Records:
________________________________________
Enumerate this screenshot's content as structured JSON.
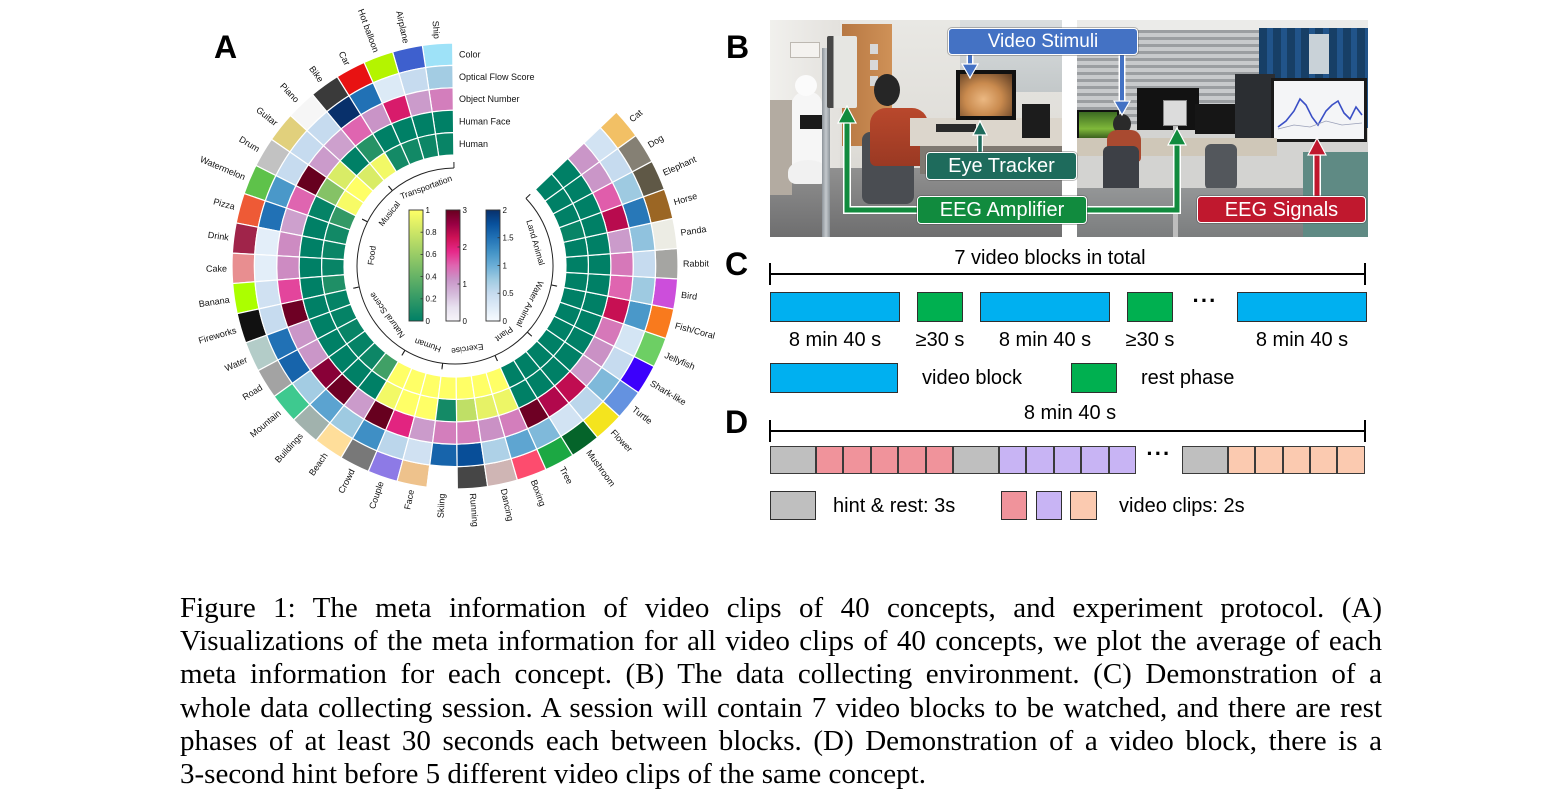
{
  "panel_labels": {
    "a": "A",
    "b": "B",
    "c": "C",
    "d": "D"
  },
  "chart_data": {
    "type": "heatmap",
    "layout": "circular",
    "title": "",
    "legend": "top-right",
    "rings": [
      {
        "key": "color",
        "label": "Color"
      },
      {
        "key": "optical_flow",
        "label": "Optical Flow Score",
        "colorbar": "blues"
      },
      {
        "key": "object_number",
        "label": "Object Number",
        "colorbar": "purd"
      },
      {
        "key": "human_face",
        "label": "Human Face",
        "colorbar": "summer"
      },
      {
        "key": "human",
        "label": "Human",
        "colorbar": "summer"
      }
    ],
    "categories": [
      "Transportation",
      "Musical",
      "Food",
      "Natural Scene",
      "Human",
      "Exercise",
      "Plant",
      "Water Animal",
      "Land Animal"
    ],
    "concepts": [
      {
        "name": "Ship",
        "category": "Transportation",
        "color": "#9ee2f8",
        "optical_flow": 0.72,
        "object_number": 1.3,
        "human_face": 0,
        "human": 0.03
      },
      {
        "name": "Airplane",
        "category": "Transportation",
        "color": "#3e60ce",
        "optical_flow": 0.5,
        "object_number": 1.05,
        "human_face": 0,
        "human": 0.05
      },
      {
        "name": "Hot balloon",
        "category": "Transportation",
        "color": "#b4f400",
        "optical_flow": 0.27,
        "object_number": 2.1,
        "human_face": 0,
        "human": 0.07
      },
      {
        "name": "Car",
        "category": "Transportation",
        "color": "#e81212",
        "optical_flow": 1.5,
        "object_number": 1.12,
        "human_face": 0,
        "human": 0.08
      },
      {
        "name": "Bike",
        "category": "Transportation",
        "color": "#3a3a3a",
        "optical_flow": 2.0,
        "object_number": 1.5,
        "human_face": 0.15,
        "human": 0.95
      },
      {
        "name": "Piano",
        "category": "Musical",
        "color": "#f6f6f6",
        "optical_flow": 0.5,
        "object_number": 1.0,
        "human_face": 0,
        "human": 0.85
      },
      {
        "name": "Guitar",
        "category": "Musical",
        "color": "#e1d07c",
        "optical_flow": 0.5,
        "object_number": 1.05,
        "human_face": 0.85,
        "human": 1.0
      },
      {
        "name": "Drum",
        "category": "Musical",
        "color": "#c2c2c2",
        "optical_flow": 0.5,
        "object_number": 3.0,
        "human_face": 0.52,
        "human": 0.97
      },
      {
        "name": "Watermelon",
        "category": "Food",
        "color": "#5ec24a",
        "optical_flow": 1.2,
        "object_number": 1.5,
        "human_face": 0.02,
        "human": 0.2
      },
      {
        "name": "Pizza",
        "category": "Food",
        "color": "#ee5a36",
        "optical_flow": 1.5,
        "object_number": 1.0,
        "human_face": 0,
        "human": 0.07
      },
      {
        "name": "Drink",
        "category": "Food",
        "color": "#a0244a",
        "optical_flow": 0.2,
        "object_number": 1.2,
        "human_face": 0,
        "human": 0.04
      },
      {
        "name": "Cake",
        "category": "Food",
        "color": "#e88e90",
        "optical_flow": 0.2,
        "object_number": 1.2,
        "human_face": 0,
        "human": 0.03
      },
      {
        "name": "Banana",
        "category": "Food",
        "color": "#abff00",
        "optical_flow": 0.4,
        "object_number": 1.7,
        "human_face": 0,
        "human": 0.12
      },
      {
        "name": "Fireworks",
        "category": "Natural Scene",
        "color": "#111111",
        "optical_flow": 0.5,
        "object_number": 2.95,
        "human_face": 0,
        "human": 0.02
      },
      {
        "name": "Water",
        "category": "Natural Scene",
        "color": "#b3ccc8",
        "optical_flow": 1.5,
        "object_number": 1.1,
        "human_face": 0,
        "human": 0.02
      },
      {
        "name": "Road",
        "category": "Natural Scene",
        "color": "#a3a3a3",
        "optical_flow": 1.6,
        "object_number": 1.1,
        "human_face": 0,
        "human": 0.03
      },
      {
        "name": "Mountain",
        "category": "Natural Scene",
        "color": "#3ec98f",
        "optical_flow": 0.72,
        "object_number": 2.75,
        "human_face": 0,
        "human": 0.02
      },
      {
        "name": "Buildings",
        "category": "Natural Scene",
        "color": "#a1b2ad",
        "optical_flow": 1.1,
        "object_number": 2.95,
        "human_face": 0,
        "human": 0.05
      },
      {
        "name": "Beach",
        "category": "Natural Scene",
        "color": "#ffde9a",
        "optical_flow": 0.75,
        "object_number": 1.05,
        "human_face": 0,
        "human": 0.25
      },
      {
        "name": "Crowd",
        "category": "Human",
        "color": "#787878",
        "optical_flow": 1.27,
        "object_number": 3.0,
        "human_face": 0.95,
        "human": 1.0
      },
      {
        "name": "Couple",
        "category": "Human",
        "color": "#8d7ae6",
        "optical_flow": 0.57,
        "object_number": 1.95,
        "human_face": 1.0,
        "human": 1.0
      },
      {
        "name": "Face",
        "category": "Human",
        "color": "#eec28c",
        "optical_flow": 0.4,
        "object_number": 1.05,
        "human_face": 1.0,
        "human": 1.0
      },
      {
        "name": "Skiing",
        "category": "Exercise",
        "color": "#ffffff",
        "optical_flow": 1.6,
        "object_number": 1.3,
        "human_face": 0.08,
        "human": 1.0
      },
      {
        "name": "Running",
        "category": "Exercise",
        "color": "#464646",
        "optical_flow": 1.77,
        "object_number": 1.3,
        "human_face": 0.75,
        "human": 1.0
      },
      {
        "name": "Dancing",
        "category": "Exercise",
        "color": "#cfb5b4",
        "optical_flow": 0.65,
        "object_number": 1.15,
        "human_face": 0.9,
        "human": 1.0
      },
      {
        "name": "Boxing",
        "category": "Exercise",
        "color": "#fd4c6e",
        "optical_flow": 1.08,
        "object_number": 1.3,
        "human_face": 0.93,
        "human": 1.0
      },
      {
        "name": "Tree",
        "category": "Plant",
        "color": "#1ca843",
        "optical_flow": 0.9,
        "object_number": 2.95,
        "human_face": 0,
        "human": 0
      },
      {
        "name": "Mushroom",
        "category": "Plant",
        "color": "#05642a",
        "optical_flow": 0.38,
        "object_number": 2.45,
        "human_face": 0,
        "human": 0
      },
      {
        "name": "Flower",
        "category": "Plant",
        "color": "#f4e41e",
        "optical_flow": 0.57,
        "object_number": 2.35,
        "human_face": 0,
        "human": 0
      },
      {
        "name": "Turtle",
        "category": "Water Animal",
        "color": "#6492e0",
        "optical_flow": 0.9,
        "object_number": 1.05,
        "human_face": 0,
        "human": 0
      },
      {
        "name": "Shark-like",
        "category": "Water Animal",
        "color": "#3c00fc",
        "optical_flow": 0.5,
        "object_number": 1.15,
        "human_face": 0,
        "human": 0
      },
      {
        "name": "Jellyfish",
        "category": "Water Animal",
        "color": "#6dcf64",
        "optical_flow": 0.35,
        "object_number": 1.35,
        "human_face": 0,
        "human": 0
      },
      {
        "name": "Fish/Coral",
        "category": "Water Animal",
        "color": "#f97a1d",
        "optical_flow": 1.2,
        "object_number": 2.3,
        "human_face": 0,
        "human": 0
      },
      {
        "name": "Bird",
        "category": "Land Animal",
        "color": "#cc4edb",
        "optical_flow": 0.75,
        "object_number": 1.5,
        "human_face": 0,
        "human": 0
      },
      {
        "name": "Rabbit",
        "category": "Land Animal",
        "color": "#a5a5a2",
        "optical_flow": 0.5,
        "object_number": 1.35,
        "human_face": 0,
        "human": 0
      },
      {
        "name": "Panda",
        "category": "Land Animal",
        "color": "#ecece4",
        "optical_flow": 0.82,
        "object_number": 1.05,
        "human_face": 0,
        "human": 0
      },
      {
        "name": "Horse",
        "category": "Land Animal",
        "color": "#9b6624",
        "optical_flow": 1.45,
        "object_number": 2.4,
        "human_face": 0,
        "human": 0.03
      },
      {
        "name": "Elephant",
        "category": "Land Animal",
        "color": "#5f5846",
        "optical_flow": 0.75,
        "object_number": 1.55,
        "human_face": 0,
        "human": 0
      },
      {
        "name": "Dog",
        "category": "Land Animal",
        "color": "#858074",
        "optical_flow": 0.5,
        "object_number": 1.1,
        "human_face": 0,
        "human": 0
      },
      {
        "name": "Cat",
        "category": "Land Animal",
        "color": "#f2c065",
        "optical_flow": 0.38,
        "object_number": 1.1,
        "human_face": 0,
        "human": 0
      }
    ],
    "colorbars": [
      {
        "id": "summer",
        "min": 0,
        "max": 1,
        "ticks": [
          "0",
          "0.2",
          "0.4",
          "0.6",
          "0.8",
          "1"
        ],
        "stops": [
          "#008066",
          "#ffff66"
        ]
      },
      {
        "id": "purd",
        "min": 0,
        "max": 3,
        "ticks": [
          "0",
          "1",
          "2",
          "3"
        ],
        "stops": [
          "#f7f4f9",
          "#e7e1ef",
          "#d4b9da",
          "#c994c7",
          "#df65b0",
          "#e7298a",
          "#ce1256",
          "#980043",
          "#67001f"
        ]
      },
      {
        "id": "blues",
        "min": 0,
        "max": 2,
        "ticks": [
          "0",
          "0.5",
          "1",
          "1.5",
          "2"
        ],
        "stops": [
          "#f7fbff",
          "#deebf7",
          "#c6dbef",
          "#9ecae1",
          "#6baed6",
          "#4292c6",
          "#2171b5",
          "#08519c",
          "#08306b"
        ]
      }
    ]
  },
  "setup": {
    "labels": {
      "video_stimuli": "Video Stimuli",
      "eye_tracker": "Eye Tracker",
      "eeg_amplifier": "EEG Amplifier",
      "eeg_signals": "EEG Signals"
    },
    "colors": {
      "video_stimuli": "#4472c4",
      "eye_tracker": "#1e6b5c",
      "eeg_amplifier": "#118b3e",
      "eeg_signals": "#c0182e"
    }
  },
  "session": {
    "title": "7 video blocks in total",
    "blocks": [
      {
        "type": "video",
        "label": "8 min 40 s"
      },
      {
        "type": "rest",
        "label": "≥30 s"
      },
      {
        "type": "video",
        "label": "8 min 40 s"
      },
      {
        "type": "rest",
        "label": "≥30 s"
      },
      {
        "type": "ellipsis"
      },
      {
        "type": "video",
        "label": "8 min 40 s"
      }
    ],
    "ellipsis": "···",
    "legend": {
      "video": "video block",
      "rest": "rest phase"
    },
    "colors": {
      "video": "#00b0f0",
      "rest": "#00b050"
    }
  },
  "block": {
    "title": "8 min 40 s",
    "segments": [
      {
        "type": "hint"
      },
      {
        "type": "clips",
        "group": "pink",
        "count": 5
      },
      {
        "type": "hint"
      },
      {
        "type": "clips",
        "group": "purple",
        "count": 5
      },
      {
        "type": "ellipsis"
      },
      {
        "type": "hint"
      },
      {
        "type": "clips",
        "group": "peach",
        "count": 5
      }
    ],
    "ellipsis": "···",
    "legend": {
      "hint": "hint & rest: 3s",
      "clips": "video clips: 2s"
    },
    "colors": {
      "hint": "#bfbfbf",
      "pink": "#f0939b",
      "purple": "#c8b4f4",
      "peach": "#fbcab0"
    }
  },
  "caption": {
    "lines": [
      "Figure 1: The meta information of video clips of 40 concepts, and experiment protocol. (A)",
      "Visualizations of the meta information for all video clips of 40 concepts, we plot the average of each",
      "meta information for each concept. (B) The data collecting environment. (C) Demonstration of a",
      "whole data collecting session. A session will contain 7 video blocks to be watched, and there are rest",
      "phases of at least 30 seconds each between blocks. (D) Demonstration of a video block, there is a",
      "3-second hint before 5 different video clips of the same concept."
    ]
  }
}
________________________________________
Copy every line of the data that holds the string "blocks".

> [The output]
    "title": "7 video blocks in total",
    "blocks": [
      "whole data collecting session. A session will contain 7 video blocks to be watched, and there are rest",
      "phases of at least 30 seconds each between blocks. (D) Demonstration of a video block, there is a",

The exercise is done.